GIVEN DATA

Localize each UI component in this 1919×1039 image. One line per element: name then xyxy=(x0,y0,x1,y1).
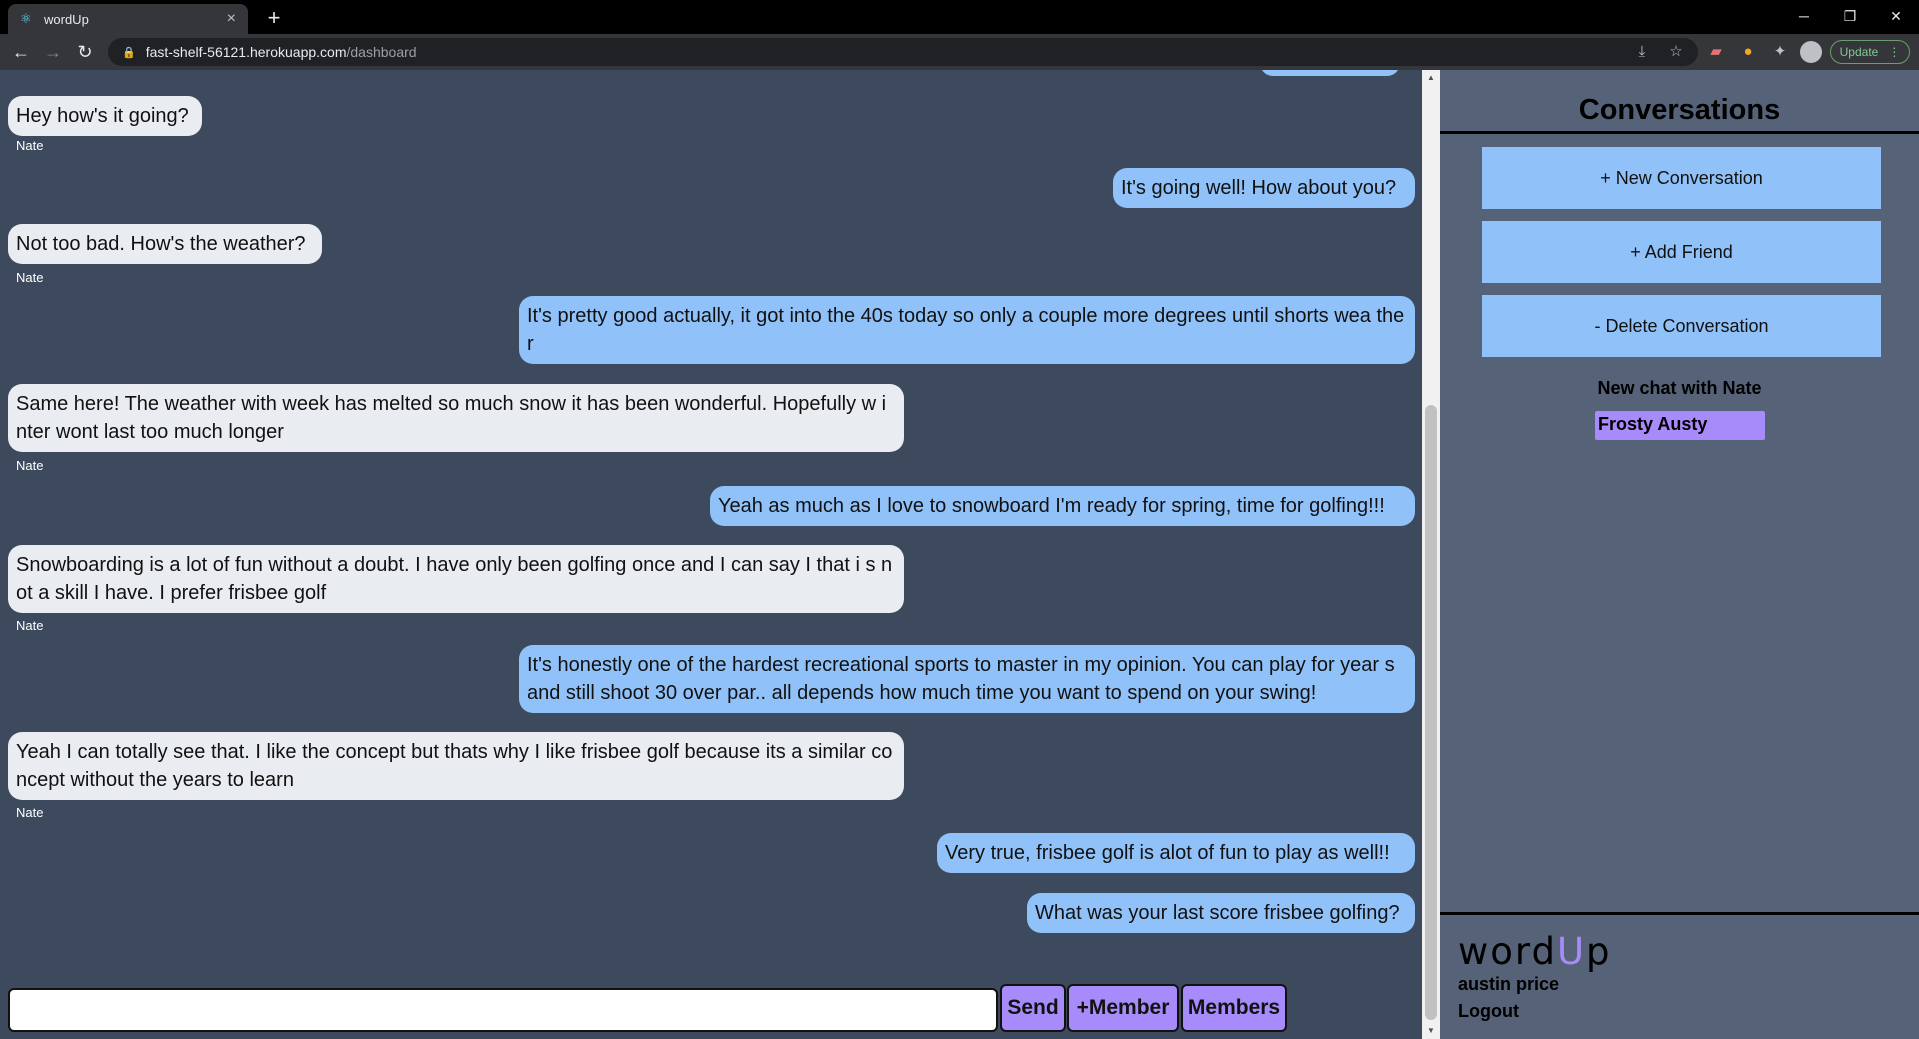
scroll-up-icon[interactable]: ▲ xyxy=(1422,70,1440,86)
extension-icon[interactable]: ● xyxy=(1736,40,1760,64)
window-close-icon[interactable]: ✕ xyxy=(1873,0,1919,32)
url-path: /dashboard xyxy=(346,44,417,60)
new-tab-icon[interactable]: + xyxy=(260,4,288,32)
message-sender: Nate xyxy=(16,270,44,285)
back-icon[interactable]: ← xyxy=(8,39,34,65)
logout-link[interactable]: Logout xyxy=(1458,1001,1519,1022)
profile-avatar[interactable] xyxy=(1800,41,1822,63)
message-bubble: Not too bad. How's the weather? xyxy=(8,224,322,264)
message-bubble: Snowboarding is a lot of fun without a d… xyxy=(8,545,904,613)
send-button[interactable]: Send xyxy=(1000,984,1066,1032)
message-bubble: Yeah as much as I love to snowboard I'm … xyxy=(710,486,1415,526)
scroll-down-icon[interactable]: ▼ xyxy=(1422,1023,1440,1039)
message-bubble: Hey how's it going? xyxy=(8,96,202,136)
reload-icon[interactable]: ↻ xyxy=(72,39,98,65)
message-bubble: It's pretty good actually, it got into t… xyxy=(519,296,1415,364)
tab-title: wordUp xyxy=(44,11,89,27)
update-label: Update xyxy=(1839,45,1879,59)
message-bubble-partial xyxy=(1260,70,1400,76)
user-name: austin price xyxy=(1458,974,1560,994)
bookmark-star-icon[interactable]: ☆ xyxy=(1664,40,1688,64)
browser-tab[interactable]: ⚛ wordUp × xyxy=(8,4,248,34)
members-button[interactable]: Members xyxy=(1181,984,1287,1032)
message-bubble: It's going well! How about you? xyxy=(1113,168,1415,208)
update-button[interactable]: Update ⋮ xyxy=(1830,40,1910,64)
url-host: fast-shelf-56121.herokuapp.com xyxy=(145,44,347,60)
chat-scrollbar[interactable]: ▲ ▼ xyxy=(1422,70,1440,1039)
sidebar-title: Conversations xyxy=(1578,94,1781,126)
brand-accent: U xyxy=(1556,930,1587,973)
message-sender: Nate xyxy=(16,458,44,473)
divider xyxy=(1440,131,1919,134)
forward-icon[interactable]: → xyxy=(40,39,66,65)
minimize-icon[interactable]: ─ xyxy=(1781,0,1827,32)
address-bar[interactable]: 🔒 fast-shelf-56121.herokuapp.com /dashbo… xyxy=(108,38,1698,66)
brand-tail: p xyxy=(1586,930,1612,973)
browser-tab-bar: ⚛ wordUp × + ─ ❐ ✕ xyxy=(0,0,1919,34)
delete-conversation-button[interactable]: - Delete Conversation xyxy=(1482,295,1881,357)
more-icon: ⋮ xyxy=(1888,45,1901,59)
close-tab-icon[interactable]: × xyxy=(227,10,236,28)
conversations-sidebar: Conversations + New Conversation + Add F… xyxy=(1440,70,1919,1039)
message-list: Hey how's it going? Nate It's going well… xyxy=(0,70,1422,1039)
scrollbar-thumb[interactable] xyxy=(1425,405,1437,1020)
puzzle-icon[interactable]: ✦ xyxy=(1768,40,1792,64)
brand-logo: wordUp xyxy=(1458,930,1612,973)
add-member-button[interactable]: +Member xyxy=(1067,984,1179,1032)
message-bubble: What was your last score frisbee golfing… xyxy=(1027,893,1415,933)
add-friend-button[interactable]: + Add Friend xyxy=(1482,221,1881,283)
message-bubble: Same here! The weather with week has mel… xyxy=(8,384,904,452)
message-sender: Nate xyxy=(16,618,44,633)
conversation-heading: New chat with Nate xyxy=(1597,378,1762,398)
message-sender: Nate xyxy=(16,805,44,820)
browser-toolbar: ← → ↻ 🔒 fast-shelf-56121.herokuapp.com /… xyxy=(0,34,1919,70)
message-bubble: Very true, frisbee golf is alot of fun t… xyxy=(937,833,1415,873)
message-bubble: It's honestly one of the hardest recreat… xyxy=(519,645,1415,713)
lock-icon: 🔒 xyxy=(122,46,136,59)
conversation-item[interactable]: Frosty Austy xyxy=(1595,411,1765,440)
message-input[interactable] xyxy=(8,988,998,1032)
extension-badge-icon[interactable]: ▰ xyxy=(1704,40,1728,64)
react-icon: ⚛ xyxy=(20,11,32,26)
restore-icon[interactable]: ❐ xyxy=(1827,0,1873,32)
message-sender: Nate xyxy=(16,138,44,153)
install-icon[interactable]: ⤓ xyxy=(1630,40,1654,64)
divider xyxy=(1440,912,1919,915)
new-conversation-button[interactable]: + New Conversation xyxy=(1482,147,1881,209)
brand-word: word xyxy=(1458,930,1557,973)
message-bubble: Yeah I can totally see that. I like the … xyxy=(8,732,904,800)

...

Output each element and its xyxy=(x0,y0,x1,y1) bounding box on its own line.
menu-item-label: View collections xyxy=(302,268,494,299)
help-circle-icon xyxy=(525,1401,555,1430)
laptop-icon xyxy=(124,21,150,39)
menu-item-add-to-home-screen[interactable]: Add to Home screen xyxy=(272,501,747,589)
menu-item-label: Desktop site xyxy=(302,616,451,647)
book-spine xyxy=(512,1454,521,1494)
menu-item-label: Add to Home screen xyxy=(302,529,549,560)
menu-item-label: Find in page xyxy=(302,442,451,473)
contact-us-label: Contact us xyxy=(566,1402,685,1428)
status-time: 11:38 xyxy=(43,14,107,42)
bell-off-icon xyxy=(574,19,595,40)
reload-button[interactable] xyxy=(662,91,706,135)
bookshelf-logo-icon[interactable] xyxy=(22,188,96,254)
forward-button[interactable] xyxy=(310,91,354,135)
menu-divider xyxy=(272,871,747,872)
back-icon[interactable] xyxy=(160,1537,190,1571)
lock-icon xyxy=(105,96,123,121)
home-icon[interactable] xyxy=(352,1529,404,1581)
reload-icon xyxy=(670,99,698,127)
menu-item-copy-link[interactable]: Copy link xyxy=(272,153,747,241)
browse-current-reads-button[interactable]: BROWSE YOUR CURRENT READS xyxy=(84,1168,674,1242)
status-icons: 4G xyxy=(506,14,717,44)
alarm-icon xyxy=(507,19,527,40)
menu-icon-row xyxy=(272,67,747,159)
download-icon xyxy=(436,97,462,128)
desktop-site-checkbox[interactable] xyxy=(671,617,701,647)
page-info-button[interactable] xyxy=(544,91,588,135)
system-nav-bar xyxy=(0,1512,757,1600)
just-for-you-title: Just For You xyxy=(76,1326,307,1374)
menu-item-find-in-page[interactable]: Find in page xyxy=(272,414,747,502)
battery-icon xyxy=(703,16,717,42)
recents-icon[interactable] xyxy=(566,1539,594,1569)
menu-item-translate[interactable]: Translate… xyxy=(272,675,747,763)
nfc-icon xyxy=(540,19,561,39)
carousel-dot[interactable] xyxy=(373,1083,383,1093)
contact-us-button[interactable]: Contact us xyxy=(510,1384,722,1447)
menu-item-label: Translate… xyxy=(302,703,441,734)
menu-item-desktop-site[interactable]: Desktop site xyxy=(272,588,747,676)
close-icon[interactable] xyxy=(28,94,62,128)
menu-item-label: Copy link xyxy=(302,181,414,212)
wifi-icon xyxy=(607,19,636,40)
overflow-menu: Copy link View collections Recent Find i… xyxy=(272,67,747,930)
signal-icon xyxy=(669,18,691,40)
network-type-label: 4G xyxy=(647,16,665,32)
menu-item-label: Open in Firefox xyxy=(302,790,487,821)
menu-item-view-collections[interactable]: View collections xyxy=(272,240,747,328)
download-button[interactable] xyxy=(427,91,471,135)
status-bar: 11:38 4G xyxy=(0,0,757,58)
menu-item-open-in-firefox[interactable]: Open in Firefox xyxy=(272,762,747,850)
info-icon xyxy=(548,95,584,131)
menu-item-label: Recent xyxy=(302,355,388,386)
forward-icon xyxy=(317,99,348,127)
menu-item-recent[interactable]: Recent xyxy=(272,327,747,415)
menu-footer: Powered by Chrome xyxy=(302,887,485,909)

--

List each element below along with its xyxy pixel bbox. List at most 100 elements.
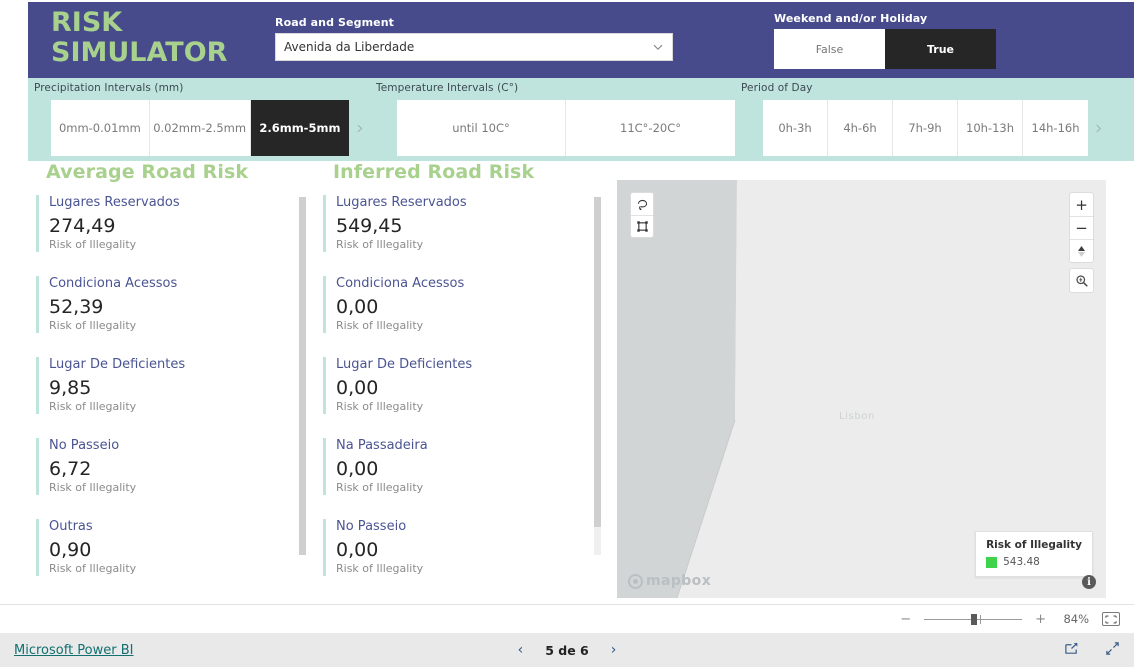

GIVEN EXERCISE
Retype everything from the line containing "Output each element" down to the line containing "menu-item-add-to-home-screen[interactable]: Add to", reproducing those entries exactly.

THE REPLY
Output each element and its xyxy=(x0,y0,x1,y1) bounding box on its own line.
menu-item-label: View collections xyxy=(302,268,494,299)
help-circle-icon xyxy=(525,1401,555,1430)
laptop-icon xyxy=(124,21,150,39)
menu-item-add-to-home-screen[interactable]: Add to Home screen xyxy=(272,501,747,589)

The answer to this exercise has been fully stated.